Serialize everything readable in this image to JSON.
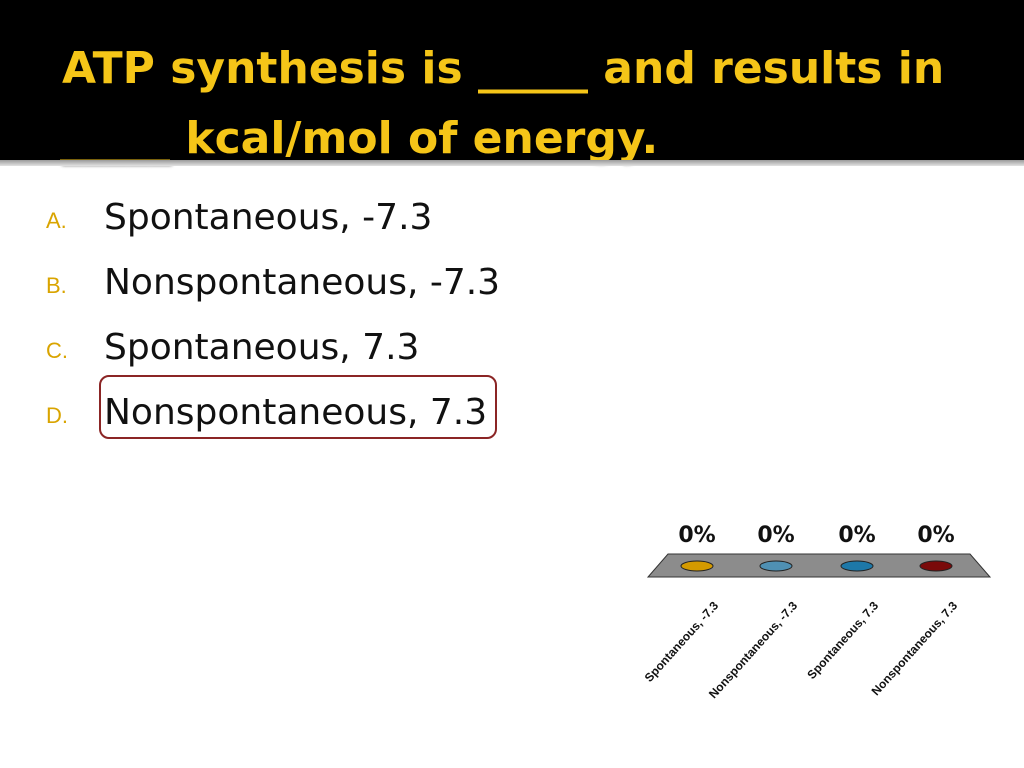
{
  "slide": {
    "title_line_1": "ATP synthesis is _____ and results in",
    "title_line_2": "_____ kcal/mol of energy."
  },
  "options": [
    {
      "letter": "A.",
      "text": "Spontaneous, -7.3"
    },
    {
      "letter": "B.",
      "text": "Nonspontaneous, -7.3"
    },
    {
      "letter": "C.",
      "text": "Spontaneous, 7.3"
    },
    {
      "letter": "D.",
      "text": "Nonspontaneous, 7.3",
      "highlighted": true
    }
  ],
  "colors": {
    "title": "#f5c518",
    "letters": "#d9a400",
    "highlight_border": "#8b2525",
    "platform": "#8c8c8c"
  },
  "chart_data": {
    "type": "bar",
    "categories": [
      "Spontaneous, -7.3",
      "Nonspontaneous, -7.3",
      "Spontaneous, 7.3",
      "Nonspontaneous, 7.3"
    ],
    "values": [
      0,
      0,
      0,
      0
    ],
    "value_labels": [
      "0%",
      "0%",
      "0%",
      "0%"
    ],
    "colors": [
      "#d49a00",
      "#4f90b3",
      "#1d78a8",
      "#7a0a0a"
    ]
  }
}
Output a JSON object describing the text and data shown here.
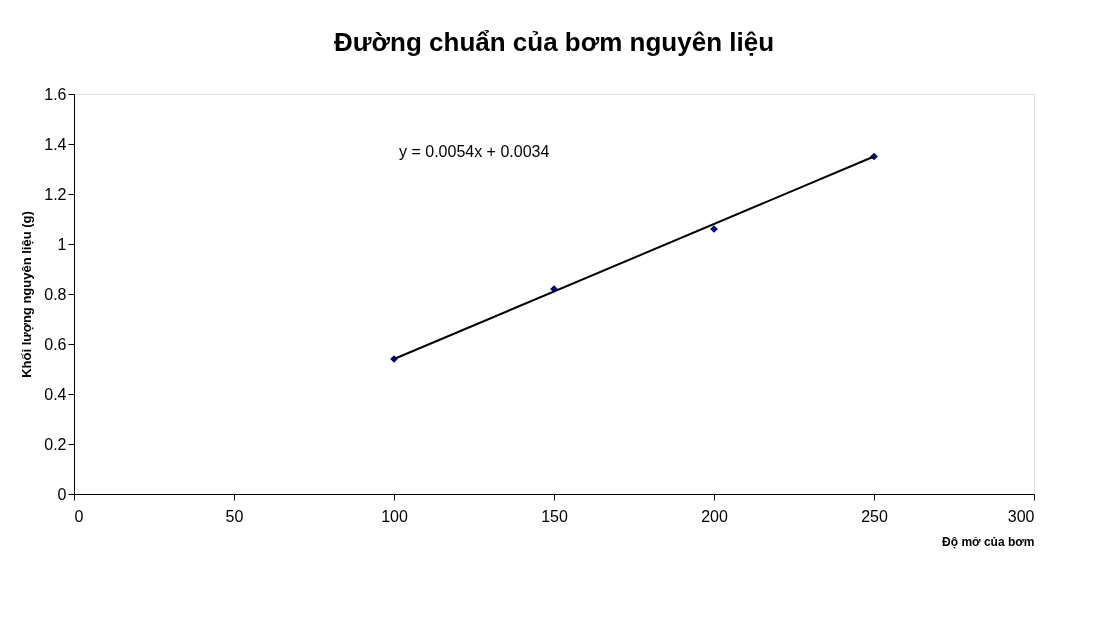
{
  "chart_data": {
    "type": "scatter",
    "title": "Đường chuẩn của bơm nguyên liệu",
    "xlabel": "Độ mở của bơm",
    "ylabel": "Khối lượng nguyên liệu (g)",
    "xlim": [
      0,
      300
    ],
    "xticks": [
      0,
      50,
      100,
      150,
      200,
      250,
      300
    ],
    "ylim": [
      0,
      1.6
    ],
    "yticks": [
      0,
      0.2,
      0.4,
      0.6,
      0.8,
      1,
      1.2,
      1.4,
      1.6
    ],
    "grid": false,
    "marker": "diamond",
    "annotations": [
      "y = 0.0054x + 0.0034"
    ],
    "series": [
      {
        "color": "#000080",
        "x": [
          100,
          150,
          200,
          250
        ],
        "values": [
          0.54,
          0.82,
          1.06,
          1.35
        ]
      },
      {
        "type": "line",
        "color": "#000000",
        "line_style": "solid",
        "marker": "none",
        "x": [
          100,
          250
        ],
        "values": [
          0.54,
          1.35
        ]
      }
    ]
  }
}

__Given request__: Each line that holds the word "Nonspontaneous" should be extracted from the records.

__Answer to the task__:
      "text": "Nonspontaneous, -7.3"
      "text": "Nonspontaneous, 7.3",
      "Nonspontaneous, -7.3",
      "Nonspontaneous, 7.3"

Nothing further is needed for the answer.